Reproduce all entries word for word.

————————

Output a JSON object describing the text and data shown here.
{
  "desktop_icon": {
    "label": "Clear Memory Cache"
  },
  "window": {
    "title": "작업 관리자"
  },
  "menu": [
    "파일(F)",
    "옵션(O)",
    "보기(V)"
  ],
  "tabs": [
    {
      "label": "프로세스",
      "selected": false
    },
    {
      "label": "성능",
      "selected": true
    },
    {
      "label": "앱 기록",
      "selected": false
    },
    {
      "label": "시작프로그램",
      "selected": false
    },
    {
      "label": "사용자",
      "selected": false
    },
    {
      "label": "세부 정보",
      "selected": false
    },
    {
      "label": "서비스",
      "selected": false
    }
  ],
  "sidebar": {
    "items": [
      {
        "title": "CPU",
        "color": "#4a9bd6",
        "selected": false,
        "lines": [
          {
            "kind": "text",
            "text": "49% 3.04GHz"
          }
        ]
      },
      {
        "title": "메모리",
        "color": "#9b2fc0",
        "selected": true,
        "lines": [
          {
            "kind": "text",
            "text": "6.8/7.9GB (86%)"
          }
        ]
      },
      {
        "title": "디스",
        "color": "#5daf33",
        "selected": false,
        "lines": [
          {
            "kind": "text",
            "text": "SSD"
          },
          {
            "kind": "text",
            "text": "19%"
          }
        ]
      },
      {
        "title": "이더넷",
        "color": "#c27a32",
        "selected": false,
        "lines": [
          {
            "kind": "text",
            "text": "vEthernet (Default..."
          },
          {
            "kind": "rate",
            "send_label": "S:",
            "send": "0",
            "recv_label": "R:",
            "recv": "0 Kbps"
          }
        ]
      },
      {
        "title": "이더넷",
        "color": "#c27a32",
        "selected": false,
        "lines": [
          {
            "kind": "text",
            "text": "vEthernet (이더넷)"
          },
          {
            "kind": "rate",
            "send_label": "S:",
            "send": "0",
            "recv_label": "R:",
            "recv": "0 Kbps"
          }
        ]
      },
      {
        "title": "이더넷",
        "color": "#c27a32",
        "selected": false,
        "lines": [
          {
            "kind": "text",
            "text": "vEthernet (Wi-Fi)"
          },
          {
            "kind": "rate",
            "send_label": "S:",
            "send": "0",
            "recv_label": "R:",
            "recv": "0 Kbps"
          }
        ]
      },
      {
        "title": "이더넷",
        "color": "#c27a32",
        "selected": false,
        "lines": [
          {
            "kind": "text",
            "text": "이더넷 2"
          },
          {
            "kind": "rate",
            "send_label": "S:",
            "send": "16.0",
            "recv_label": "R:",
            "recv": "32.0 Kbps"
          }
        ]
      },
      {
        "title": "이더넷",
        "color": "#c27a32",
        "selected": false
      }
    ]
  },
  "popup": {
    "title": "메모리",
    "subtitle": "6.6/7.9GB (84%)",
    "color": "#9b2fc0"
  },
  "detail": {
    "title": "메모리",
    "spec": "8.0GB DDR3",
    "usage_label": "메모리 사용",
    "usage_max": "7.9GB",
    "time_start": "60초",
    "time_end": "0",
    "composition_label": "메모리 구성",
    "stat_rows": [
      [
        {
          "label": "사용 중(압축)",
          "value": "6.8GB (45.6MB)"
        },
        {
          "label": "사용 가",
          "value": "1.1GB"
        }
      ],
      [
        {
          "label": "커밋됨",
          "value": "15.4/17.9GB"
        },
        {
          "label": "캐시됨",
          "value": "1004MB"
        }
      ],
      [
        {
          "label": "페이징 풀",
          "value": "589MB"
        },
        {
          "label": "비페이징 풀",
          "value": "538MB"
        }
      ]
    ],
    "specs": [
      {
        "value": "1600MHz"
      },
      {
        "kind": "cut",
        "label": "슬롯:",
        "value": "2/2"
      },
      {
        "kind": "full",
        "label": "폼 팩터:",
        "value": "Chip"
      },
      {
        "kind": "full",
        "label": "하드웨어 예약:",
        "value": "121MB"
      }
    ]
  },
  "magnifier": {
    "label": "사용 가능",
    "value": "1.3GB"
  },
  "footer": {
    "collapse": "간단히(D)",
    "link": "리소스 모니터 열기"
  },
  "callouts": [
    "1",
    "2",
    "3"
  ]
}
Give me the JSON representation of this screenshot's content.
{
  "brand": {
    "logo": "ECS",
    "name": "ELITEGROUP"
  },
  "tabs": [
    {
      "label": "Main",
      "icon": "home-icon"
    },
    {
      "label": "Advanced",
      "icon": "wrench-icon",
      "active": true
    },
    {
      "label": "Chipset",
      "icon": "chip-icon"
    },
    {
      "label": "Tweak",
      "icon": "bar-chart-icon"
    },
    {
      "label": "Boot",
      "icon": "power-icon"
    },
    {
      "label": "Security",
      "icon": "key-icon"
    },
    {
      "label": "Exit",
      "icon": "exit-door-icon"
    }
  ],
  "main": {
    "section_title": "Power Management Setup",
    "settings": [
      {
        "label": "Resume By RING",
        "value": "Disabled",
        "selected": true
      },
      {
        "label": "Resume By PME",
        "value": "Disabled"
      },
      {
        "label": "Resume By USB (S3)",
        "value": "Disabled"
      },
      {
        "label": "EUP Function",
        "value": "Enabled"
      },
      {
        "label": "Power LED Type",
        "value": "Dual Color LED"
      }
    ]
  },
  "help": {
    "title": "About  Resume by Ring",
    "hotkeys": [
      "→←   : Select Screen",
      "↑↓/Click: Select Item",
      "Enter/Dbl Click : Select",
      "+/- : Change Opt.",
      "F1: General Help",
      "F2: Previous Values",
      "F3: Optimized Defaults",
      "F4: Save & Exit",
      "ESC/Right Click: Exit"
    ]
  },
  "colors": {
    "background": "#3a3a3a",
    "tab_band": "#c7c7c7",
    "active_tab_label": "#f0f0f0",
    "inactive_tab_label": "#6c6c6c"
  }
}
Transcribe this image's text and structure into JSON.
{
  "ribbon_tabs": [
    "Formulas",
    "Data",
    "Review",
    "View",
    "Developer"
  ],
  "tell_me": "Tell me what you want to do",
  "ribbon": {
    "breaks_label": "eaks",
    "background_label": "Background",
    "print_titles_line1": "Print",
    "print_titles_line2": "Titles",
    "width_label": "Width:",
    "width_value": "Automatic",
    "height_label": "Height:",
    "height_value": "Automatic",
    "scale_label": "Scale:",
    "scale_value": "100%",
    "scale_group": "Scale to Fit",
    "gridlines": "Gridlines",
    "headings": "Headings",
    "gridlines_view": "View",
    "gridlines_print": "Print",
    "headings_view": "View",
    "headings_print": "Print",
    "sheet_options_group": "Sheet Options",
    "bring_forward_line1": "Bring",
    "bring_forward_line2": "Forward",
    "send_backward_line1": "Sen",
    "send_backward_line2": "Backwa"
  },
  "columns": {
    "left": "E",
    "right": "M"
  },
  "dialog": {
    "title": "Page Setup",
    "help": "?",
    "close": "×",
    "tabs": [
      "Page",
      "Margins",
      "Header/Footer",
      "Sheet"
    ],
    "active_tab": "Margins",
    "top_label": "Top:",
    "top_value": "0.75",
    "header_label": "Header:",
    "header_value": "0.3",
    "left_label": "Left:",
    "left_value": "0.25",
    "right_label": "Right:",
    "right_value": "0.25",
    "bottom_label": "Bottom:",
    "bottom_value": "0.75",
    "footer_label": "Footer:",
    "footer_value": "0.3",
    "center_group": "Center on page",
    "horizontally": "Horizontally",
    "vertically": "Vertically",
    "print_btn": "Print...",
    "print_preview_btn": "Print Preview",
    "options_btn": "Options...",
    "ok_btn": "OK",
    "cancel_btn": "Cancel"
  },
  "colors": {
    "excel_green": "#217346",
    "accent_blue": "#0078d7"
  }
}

————————

Solution to this task.
Output a JSON object describing the text and data shown here.
{
  "desktop_icon": {
    "label": "Clear Memory Cache"
  },
  "window": {
    "title": "작업 관리자"
  },
  "menu": [
    "파일(F)",
    "옵션(O)",
    "보기(V)"
  ],
  "tabs": [
    {
      "label": "프로세스",
      "selected": false
    },
    {
      "label": "성능",
      "selected": true
    },
    {
      "label": "앱 기록",
      "selected": false
    },
    {
      "label": "시작프로그램",
      "selected": false
    },
    {
      "label": "사용자",
      "selected": false
    },
    {
      "label": "세부 정보",
      "selected": false
    },
    {
      "label": "서비스",
      "selected": false
    }
  ],
  "sidebar": {
    "items": [
      {
        "title": "CPU",
        "color": "#4a9bd6",
        "selected": false,
        "lines": [
          {
            "kind": "text",
            "text": "49% 3.04GHz"
          }
        ]
      },
      {
        "title": "메모리",
        "color": "#9b2fc0",
        "selected": true,
        "lines": [
          {
            "kind": "text",
            "text": "6.8/7.9GB (86%)"
          }
        ]
      },
      {
        "title": "디스",
        "color": "#5daf33",
        "selected": false,
        "lines": [
          {
            "kind": "text",
            "text": "SSD"
          },
          {
            "kind": "text",
            "text": "19%"
          }
        ]
      },
      {
        "title": "이더넷",
        "color": "#c27a32",
        "selected": false,
        "lines": [
          {
            "kind": "text",
            "text": "vEthernet (Default..."
          },
          {
            "kind": "rate",
            "send_label": "S:",
            "send": "0",
            "recv_label": "R:",
            "recv": "0 Kbps"
          }
        ]
      },
      {
        "title": "이더넷",
        "color": "#c27a32",
        "selected": false,
        "lines": [
          {
            "kind": "text",
            "text": "vEthernet (이더넷)"
          },
          {
            "kind": "rate",
            "send_label": "S:",
            "send": "0",
            "recv_label": "R:",
            "recv": "0 Kbps"
          }
        ]
      },
      {
        "title": "이더넷",
        "color": "#c27a32",
        "selected": false,
        "lines": [
          {
            "kind": "text",
            "text": "vEthernet (Wi-Fi)"
          },
          {
            "kind": "rate",
            "send_label": "S:",
            "send": "0",
            "recv_label": "R:",
            "recv": "0 Kbps"
          }
        ]
      },
      {
        "title": "이더넷",
        "color": "#c27a32",
        "selected": false,
        "lines": [
          {
            "kind": "text",
            "text": "이더넷 2"
          },
          {
            "kind": "rate",
            "send_label": "S:",
            "send": "16.0",
            "recv_label": "R:",
            "recv": "32.0 Kbps"
          }
        ]
      },
      {
        "title": "이더넷",
        "color": "#c27a32",
        "selected": false
      }
    ]
  },
  "popup": {
    "title": "메모리",
    "subtitle": "6.6/7.9GB (84%)",
    "color": "#9b2fc0"
  },
  "detail": {
    "title": "메모리",
    "spec": "8.0GB DDR3",
    "usage_label": "메모리 사용",
    "usage_max": "7.9GB",
    "time_start": "60초",
    "time_end": "0",
    "composition_label": "메모리 구성",
    "stat_rows": [
      [
        {
          "label": "사용 중(압축)",
          "value": "6.8GB (45.6MB)"
        },
        {
          "label": "사용 가",
          "value": "1.1GB"
        }
      ],
      [
        {
          "label": "커밋됨",
          "value": "15.4/17.9GB"
        },
        {
          "label": "캐시됨",
          "value": "1004MB"
        }
      ],
      [
        {
          "label": "페이징 풀",
          "value": "589MB"
        },
        {
          "label": "비페이징 풀",
          "value": "538MB"
        }
      ]
    ],
    "specs": [
      {
        "value": "1600MHz"
      },
      {
        "kind": "cut",
        "label": "슬롯:",
        "value": "2/2"
      },
      {
        "kind": "full",
        "label": "폼 팩터:",
        "value": "Chip"
      },
      {
        "kind": "full",
        "label": "하드웨어 예약:",
        "value": "121MB"
      }
    ]
  },
  "magnifier": {
    "label": "사용 가능",
    "value": "1.3GB"
  },
  "footer": {
    "collapse": "간단히(D)",
    "link": "리소스 모니터 열기"
  },
  "callouts": [
    "1",
    "2",
    "3"
  ]
}
Give me the JSON representation of this screenshot's content.
{
  "brand": {
    "logo": "ECS",
    "name": "ELITEGROUP"
  },
  "tabs": [
    {
      "label": "Main",
      "icon": "home-icon"
    },
    {
      "label": "Advanced",
      "icon": "wrench-icon",
      "active": true
    },
    {
      "label": "Chipset",
      "icon": "chip-icon"
    },
    {
      "label": "Tweak",
      "icon": "bar-chart-icon"
    },
    {
      "label": "Boot",
      "icon": "power-icon"
    },
    {
      "label": "Security",
      "icon": "key-icon"
    },
    {
      "label": "Exit",
      "icon": "exit-door-icon"
    }
  ],
  "main": {
    "section_title": "Power Management Setup",
    "settings": [
      {
        "label": "Resume By RING",
        "value": "Disabled",
        "selected": true
      },
      {
        "label": "Resume By PME",
        "value": "Disabled"
      },
      {
        "label": "Resume By USB (S3)",
        "value": "Disabled"
      },
      {
        "label": "EUP Function",
        "value": "Enabled"
      },
      {
        "label": "Power LED Type",
        "value": "Dual Color LED"
      }
    ]
  },
  "help": {
    "title": "About  Resume by Ring",
    "hotkeys": [
      "→←   : Select Screen",
      "↑↓/Click: Select Item",
      "Enter/Dbl Click : Select",
      "+/- : Change Opt.",
      "F1: General Help",
      "F2: Previous Values",
      "F3: Optimized Defaults",
      "F4: Save & Exit",
      "ESC/Right Click: Exit"
    ]
  },
  "colors": {
    "background": "#3a3a3a",
    "tab_band": "#c7c7c7",
    "active_tab_label": "#f0f0f0",
    "inactive_tab_label": "#6c6c6c"
  }
}
Transcribe this image's text and structure into JSON.
{
  "ribbon_tabs": [
    "Formulas",
    "Data",
    "Review",
    "View",
    "Developer"
  ],
  "tell_me": "Tell me what you want to do",
  "ribbon": {
    "breaks_label": "eaks",
    "background_label": "Background",
    "print_titles_line1": "Print",
    "print_titles_line2": "Titles",
    "width_label": "Width:",
    "width_value": "Automatic",
    "height_label": "Height:",
    "height_value": "Automatic",
    "scale_label": "Scale:",
    "scale_value": "100%",
    "scale_group": "Scale to Fit",
    "gridlines": "Gridlines",
    "headings": "Headings",
    "gridlines_view": "View",
    "gridlines_print": "Print",
    "headings_view": "View",
    "headings_print": "Print",
    "sheet_options_group": "Sheet Options",
    "bring_forward_line1": "Bring",
    "bring_forward_line2": "Forward",
    "send_backward_line1": "Sen",
    "send_backward_line2": "Backwa"
  },
  "columns": {
    "left": "E",
    "right": "M"
  },
  "dialog": {
    "title": "Page Setup",
    "help": "?",
    "close": "×",
    "tabs": [
      "Page",
      "Margins",
      "Header/Footer",
      "Sheet"
    ],
    "active_tab": "Margins",
    "top_label": "Top:",
    "top_value": "0.75",
    "header_label": "Header:",
    "header_value": "0.3",
    "left_label": "Left:",
    "left_value": "0.25",
    "right_label": "Right:",
    "right_value": "0.25",
    "bottom_label": "Bottom:",
    "bottom_value": "0.75",
    "footer_label": "Footer:",
    "footer_value": "0.3",
    "center_group": "Center on page",
    "horizontally": "Horizontally",
    "vertically": "Vertically",
    "print_btn": "Print...",
    "print_preview_btn": "Print Preview",
    "options_btn": "Options...",
    "ok_btn": "OK",
    "cancel_btn": "Cancel"
  },
  "colors": {
    "excel_green": "#217346",
    "accent_blue": "#0078d7"
  }
}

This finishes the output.